_What to do_
Identify all lines in the data containing the string "Driving". Copy them out.

═══ Given entries

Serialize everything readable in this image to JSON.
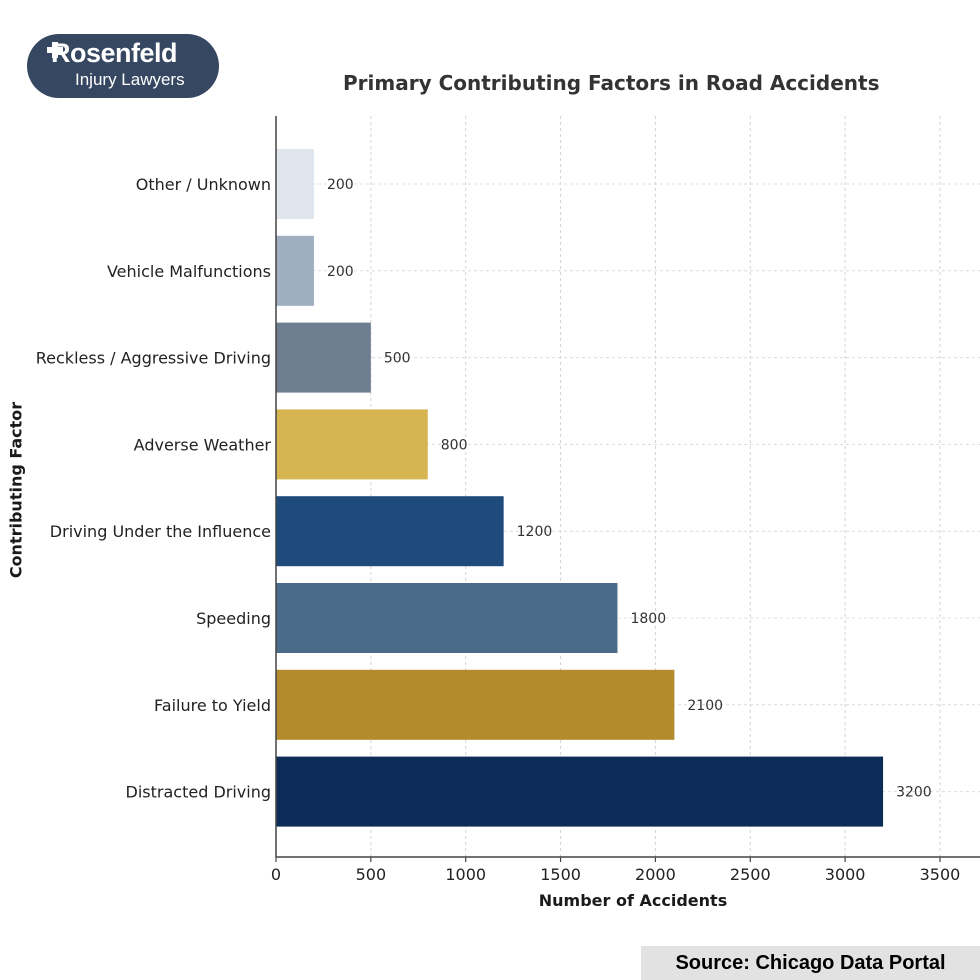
{
  "logo": {
    "name": "Rosenfeld",
    "subtitle": "Injury Lawyers"
  },
  "source": "Source: Chicago Data Portal",
  "chart_data": {
    "type": "bar",
    "orientation": "horizontal",
    "title": "Primary Contributing Factors in Road Accidents",
    "xlabel": "Number of Accidents",
    "ylabel": "Contributing Factor",
    "categories": [
      "Distracted Driving",
      "Failure to Yield",
      "Speeding",
      "Driving Under the Influence",
      "Adverse Weather",
      "Reckless / Aggressive Driving",
      "Vehicle Malfunctions",
      "Other / Unknown"
    ],
    "values": [
      3200,
      2100,
      1800,
      1200,
      800,
      500,
      200,
      200
    ],
    "colors": [
      "#0d2c57",
      "#b38a2e",
      "#4a6b8a",
      "#1e4b7b",
      "#d6b44f",
      "#6e7d8f",
      "#9faec0",
      "#dfe6ee"
    ],
    "xlim": [
      0,
      3500
    ],
    "xticks": [
      0,
      500,
      1000,
      1500,
      2000,
      2500,
      3000,
      3500
    ],
    "grid": true,
    "data_labels": true
  }
}
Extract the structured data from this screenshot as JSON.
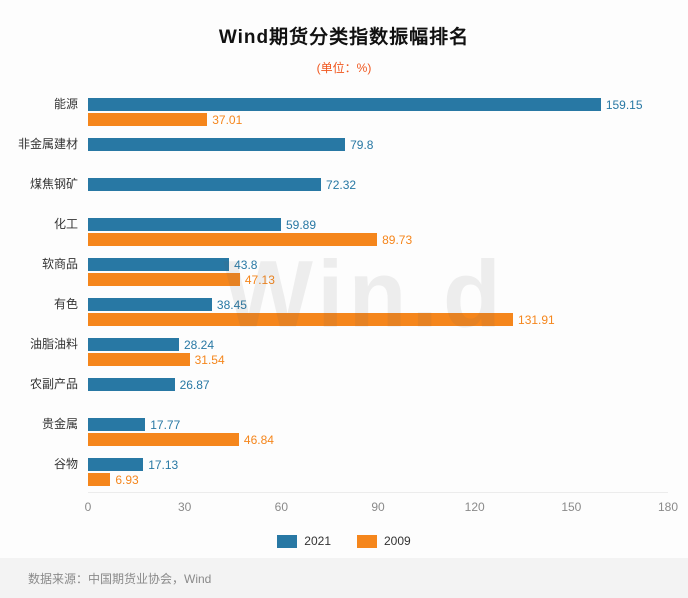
{
  "chart_data": {
    "type": "bar",
    "orientation": "horizontal",
    "title": "Wind期货分类指数振幅排名",
    "subtitle": "(单位：%)",
    "categories": [
      "能源",
      "非金属建材",
      "煤焦钢矿",
      "化工",
      "软商品",
      "有色",
      "油脂油料",
      "农副产品",
      "贵金属",
      "谷物"
    ],
    "series": [
      {
        "name": "2021",
        "color": "#2878a4",
        "values": [
          159.15,
          79.8,
          72.32,
          59.89,
          43.8,
          38.45,
          28.24,
          26.87,
          17.77,
          17.13
        ]
      },
      {
        "name": "2009",
        "color": "#f5861c",
        "values": [
          37.01,
          null,
          null,
          89.73,
          47.13,
          131.91,
          31.54,
          null,
          46.84,
          6.93
        ]
      }
    ],
    "xlim": [
      0,
      180
    ],
    "xticks": [
      0,
      30,
      60,
      90,
      120,
      150,
      180
    ],
    "legend_position": "bottom",
    "grid": false
  },
  "watermark": "Win.d",
  "footer": {
    "source": "数据来源：中国期货业协会，Wind"
  },
  "colors": {
    "series_2021": "#2878a4",
    "series_2009": "#f5861c",
    "subtitle_text": "#f0561d",
    "axis_text": "#8a8a8a",
    "category_text": "#333333",
    "footer_text": "#8a8a8a",
    "footer_band": "#f3f3f3"
  }
}
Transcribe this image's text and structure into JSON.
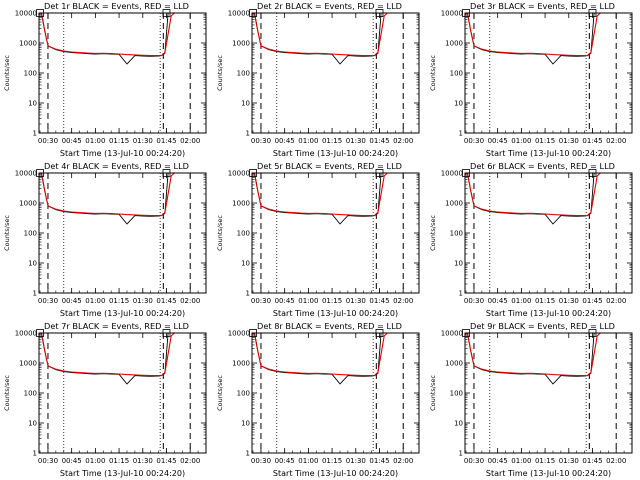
{
  "figure": {
    "xlabel": "Start Time (13-Jul-10 00:24:20)",
    "ylabel": "Counts/sec",
    "x_tick_labels": [
      "00:30",
      "00:45",
      "01:00",
      "01:15",
      "01:30",
      "01:45",
      "02:00"
    ],
    "y_tick_labels": [
      "1",
      "10",
      "100",
      "1000",
      "10000"
    ],
    "colors": {
      "events": "#000000",
      "lld": "#e00000",
      "axes": "#000000",
      "background": "#ffffff"
    }
  },
  "chart_data": [
    {
      "type": "line",
      "title": "Det 1r BLACK = Events, RED = LLD",
      "xlabel": "Start Time (13-Jul-10 00:24:20)",
      "ylabel": "Counts/sec",
      "y_scale": "log",
      "ylim": [
        1,
        10000
      ],
      "xlim": [
        "00:24:20",
        "02:10"
      ],
      "x": [
        "00:24:20",
        "00:26",
        "00:28",
        "00:30",
        "00:35",
        "00:40",
        "00:45",
        "00:50",
        "00:55",
        "01:00",
        "01:05",
        "01:10",
        "01:15",
        "01:20",
        "01:25",
        "01:30",
        "01:35",
        "01:40",
        "01:42",
        "01:44",
        "01:46",
        "01:48",
        "01:50"
      ],
      "series": [
        {
          "name": "Events",
          "values": [
            10000,
            10000,
            2500,
            800,
            600,
            520,
            480,
            460,
            440,
            430,
            440,
            430,
            420,
            200,
            380,
            370,
            360,
            370,
            380,
            450,
            10000,
            10000,
            10000
          ]
        },
        {
          "name": "LLD",
          "values": [
            10000,
            9000,
            2500,
            800,
            620,
            540,
            500,
            480,
            460,
            450,
            455,
            445,
            430,
            410,
            400,
            390,
            380,
            380,
            390,
            480,
            2000,
            8000,
            10000
          ]
        }
      ],
      "vlines_dashed": [
        "00:30",
        "01:43",
        "02:00"
      ],
      "vlines_dotted": [
        "00:40",
        "01:41"
      ],
      "markers": [
        "00:25",
        "01:45"
      ]
    },
    {
      "type": "line",
      "title": "Det 2r BLACK = Events, RED = LLD",
      "xlabel": "Start Time (13-Jul-10 00:24:20)",
      "ylabel": "Counts/sec",
      "y_scale": "log",
      "ylim": [
        1,
        10000
      ],
      "xlim": [
        "00:24:20",
        "02:10"
      ],
      "x": [
        "00:24:20",
        "00:26",
        "00:28",
        "00:30",
        "00:35",
        "00:40",
        "00:45",
        "00:50",
        "00:55",
        "01:00",
        "01:05",
        "01:10",
        "01:15",
        "01:20",
        "01:25",
        "01:30",
        "01:35",
        "01:40",
        "01:42",
        "01:44",
        "01:46",
        "01:48",
        "01:50"
      ],
      "series": [
        {
          "name": "Events",
          "values": [
            10000,
            10000,
            2500,
            800,
            600,
            520,
            480,
            460,
            440,
            430,
            440,
            430,
            420,
            200,
            380,
            370,
            360,
            370,
            380,
            450,
            10000,
            10000,
            10000
          ]
        },
        {
          "name": "LLD",
          "values": [
            10000,
            9000,
            2500,
            800,
            620,
            540,
            500,
            480,
            460,
            450,
            455,
            445,
            430,
            410,
            400,
            390,
            380,
            380,
            390,
            480,
            2000,
            8000,
            10000
          ]
        }
      ],
      "vlines_dashed": [
        "00:30",
        "01:43",
        "02:00"
      ],
      "vlines_dotted": [
        "00:40",
        "01:41"
      ],
      "markers": [
        "00:25",
        "01:45"
      ]
    },
    {
      "type": "line",
      "title": "Det 3r BLACK = Events, RED = LLD",
      "xlabel": "Start Time (13-Jul-10 00:24:20)",
      "ylabel": "Counts/sec",
      "y_scale": "log",
      "ylim": [
        1,
        10000
      ],
      "xlim": [
        "00:24:20",
        "02:10"
      ],
      "x": [
        "00:24:20",
        "00:26",
        "00:28",
        "00:30",
        "00:35",
        "00:40",
        "00:45",
        "00:50",
        "00:55",
        "01:00",
        "01:05",
        "01:10",
        "01:15",
        "01:20",
        "01:25",
        "01:30",
        "01:35",
        "01:40",
        "01:42",
        "01:44",
        "01:46",
        "01:48",
        "01:50"
      ],
      "series": [
        {
          "name": "Events",
          "values": [
            10000,
            10000,
            2500,
            800,
            600,
            520,
            480,
            460,
            440,
            430,
            440,
            430,
            420,
            200,
            380,
            370,
            360,
            370,
            380,
            450,
            10000,
            10000,
            10000
          ]
        },
        {
          "name": "LLD",
          "values": [
            10000,
            9000,
            2500,
            800,
            620,
            540,
            500,
            480,
            460,
            450,
            455,
            445,
            430,
            410,
            400,
            390,
            380,
            380,
            390,
            480,
            2000,
            8000,
            10000
          ]
        }
      ],
      "vlines_dashed": [
        "00:30",
        "01:43",
        "02:00"
      ],
      "vlines_dotted": [
        "00:40",
        "01:41"
      ],
      "markers": [
        "00:25",
        "01:45"
      ]
    },
    {
      "type": "line",
      "title": "Det 4r BLACK = Events, RED = LLD",
      "xlabel": "Start Time (13-Jul-10 00:24:20)",
      "ylabel": "Counts/sec",
      "y_scale": "log",
      "ylim": [
        1,
        10000
      ],
      "xlim": [
        "00:24:20",
        "02:10"
      ],
      "x": [
        "00:24:20",
        "00:26",
        "00:28",
        "00:30",
        "00:35",
        "00:40",
        "00:45",
        "00:50",
        "00:55",
        "01:00",
        "01:05",
        "01:10",
        "01:15",
        "01:20",
        "01:25",
        "01:30",
        "01:35",
        "01:40",
        "01:42",
        "01:44",
        "01:46",
        "01:48",
        "01:50"
      ],
      "series": [
        {
          "name": "Events",
          "values": [
            10000,
            10000,
            2500,
            800,
            600,
            520,
            480,
            460,
            440,
            430,
            440,
            430,
            420,
            200,
            380,
            370,
            360,
            370,
            380,
            450,
            10000,
            10000,
            10000
          ]
        },
        {
          "name": "LLD",
          "values": [
            10000,
            9000,
            2500,
            800,
            620,
            540,
            500,
            480,
            460,
            450,
            455,
            445,
            430,
            410,
            400,
            390,
            380,
            380,
            390,
            480,
            2000,
            8000,
            10000
          ]
        }
      ],
      "vlines_dashed": [
        "00:30",
        "01:43",
        "02:00"
      ],
      "vlines_dotted": [
        "00:40",
        "01:41"
      ],
      "markers": [
        "00:25",
        "01:45"
      ]
    },
    {
      "type": "line",
      "title": "Det 5r BLACK = Events, RED = LLD",
      "xlabel": "Start Time (13-Jul-10 00:24:20)",
      "ylabel": "Counts/sec",
      "y_scale": "log",
      "ylim": [
        1,
        10000
      ],
      "xlim": [
        "00:24:20",
        "02:10"
      ],
      "x": [
        "00:24:20",
        "00:26",
        "00:28",
        "00:30",
        "00:35",
        "00:40",
        "00:45",
        "00:50",
        "00:55",
        "01:00",
        "01:05",
        "01:10",
        "01:15",
        "01:20",
        "01:25",
        "01:30",
        "01:35",
        "01:40",
        "01:42",
        "01:44",
        "01:46",
        "01:48",
        "01:50"
      ],
      "series": [
        {
          "name": "Events",
          "values": [
            10000,
            10000,
            2500,
            800,
            600,
            520,
            480,
            460,
            440,
            430,
            440,
            430,
            420,
            200,
            380,
            370,
            360,
            370,
            380,
            450,
            10000,
            10000,
            10000
          ]
        },
        {
          "name": "LLD",
          "values": [
            10000,
            9000,
            2500,
            800,
            620,
            540,
            500,
            480,
            460,
            450,
            455,
            445,
            430,
            410,
            400,
            390,
            380,
            380,
            390,
            480,
            2000,
            8000,
            10000
          ]
        }
      ],
      "vlines_dashed": [
        "00:30",
        "01:43",
        "02:00"
      ],
      "vlines_dotted": [
        "00:40",
        "01:41"
      ],
      "markers": [
        "00:25",
        "01:45"
      ]
    },
    {
      "type": "line",
      "title": "Det 6r BLACK = Events, RED = LLD",
      "xlabel": "Start Time (13-Jul-10 00:24:20)",
      "ylabel": "Counts/sec",
      "y_scale": "log",
      "ylim": [
        1,
        10000
      ],
      "xlim": [
        "00:24:20",
        "02:10"
      ],
      "x": [
        "00:24:20",
        "00:26",
        "00:28",
        "00:30",
        "00:35",
        "00:40",
        "00:45",
        "00:50",
        "00:55",
        "01:00",
        "01:05",
        "01:10",
        "01:15",
        "01:20",
        "01:25",
        "01:30",
        "01:35",
        "01:40",
        "01:42",
        "01:44",
        "01:46",
        "01:48",
        "01:50"
      ],
      "series": [
        {
          "name": "Events",
          "values": [
            10000,
            10000,
            2500,
            800,
            600,
            520,
            480,
            460,
            440,
            430,
            440,
            430,
            420,
            200,
            380,
            370,
            360,
            370,
            380,
            450,
            10000,
            10000,
            10000
          ]
        },
        {
          "name": "LLD",
          "values": [
            10000,
            9000,
            2500,
            800,
            620,
            540,
            500,
            480,
            460,
            450,
            455,
            445,
            430,
            410,
            400,
            390,
            380,
            380,
            390,
            480,
            2000,
            8000,
            10000
          ]
        }
      ],
      "vlines_dashed": [
        "00:30",
        "01:43",
        "02:00"
      ],
      "vlines_dotted": [
        "00:40",
        "01:41"
      ],
      "markers": [
        "00:25",
        "01:45"
      ]
    },
    {
      "type": "line",
      "title": "Det 7r BLACK = Events, RED = LLD",
      "xlabel": "Start Time (13-Jul-10 00:24:20)",
      "ylabel": "Counts/sec",
      "y_scale": "log",
      "ylim": [
        1,
        10000
      ],
      "xlim": [
        "00:24:20",
        "02:10"
      ],
      "x": [
        "00:24:20",
        "00:26",
        "00:28",
        "00:30",
        "00:35",
        "00:40",
        "00:45",
        "00:50",
        "00:55",
        "01:00",
        "01:05",
        "01:10",
        "01:15",
        "01:20",
        "01:25",
        "01:30",
        "01:35",
        "01:40",
        "01:42",
        "01:44",
        "01:46",
        "01:48",
        "01:50"
      ],
      "series": [
        {
          "name": "Events",
          "values": [
            10000,
            10000,
            2500,
            800,
            600,
            520,
            480,
            460,
            440,
            430,
            440,
            430,
            420,
            200,
            380,
            370,
            360,
            370,
            380,
            450,
            10000,
            10000,
            10000
          ]
        },
        {
          "name": "LLD",
          "values": [
            10000,
            9000,
            2500,
            800,
            620,
            540,
            500,
            480,
            460,
            450,
            455,
            445,
            430,
            410,
            400,
            390,
            380,
            380,
            390,
            480,
            2000,
            8000,
            10000
          ]
        }
      ],
      "vlines_dashed": [
        "00:30",
        "01:43",
        "02:00"
      ],
      "vlines_dotted": [
        "00:40",
        "01:41"
      ],
      "markers": [
        "00:25",
        "01:45"
      ]
    },
    {
      "type": "line",
      "title": "Det 8r BLACK = Events, RED = LLD",
      "xlabel": "Start Time (13-Jul-10 00:24:20)",
      "ylabel": "Counts/sec",
      "y_scale": "log",
      "ylim": [
        1,
        10000
      ],
      "xlim": [
        "00:24:20",
        "02:10"
      ],
      "x": [
        "00:24:20",
        "00:26",
        "00:28",
        "00:30",
        "00:35",
        "00:40",
        "00:45",
        "00:50",
        "00:55",
        "01:00",
        "01:05",
        "01:10",
        "01:15",
        "01:20",
        "01:25",
        "01:30",
        "01:35",
        "01:40",
        "01:42",
        "01:44",
        "01:46",
        "01:48",
        "01:50"
      ],
      "series": [
        {
          "name": "Events",
          "values": [
            10000,
            10000,
            2500,
            800,
            600,
            520,
            480,
            460,
            440,
            430,
            440,
            430,
            420,
            200,
            380,
            370,
            360,
            370,
            380,
            450,
            10000,
            10000,
            10000
          ]
        },
        {
          "name": "LLD",
          "values": [
            10000,
            9000,
            2500,
            800,
            620,
            540,
            500,
            480,
            460,
            450,
            455,
            445,
            430,
            410,
            400,
            390,
            380,
            380,
            390,
            480,
            2000,
            8000,
            10000
          ]
        }
      ],
      "vlines_dashed": [
        "00:30",
        "01:43",
        "02:00"
      ],
      "vlines_dotted": [
        "00:40",
        "01:41"
      ],
      "markers": [
        "00:25",
        "01:45"
      ]
    },
    {
      "type": "line",
      "title": "Det 9r BLACK = Events, RED = LLD",
      "xlabel": "Start Time (13-Jul-10 00:24:20)",
      "ylabel": "Counts/sec",
      "y_scale": "log",
      "ylim": [
        1,
        10000
      ],
      "xlim": [
        "00:24:20",
        "02:10"
      ],
      "x": [
        "00:24:20",
        "00:26",
        "00:28",
        "00:30",
        "00:35",
        "00:40",
        "00:45",
        "00:50",
        "00:55",
        "01:00",
        "01:05",
        "01:10",
        "01:15",
        "01:20",
        "01:25",
        "01:30",
        "01:35",
        "01:40",
        "01:42",
        "01:44",
        "01:46",
        "01:48",
        "01:50"
      ],
      "series": [
        {
          "name": "Events",
          "values": [
            10000,
            10000,
            2500,
            800,
            600,
            520,
            480,
            460,
            440,
            430,
            440,
            430,
            420,
            200,
            380,
            370,
            360,
            370,
            380,
            450,
            10000,
            10000,
            10000
          ]
        },
        {
          "name": "LLD",
          "values": [
            10000,
            9000,
            2500,
            800,
            620,
            540,
            500,
            480,
            460,
            450,
            455,
            445,
            430,
            410,
            400,
            390,
            380,
            380,
            390,
            480,
            2000,
            8000,
            10000
          ]
        }
      ],
      "vlines_dashed": [
        "00:30",
        "01:43",
        "02:00"
      ],
      "vlines_dotted": [
        "00:40",
        "01:41"
      ],
      "markers": [
        "00:25",
        "01:45"
      ]
    }
  ]
}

══════

_Answer for this exercise_
      "Distracted Driving",
      "Driving Under the Influence",
      "Reckless / Aggressive Driving",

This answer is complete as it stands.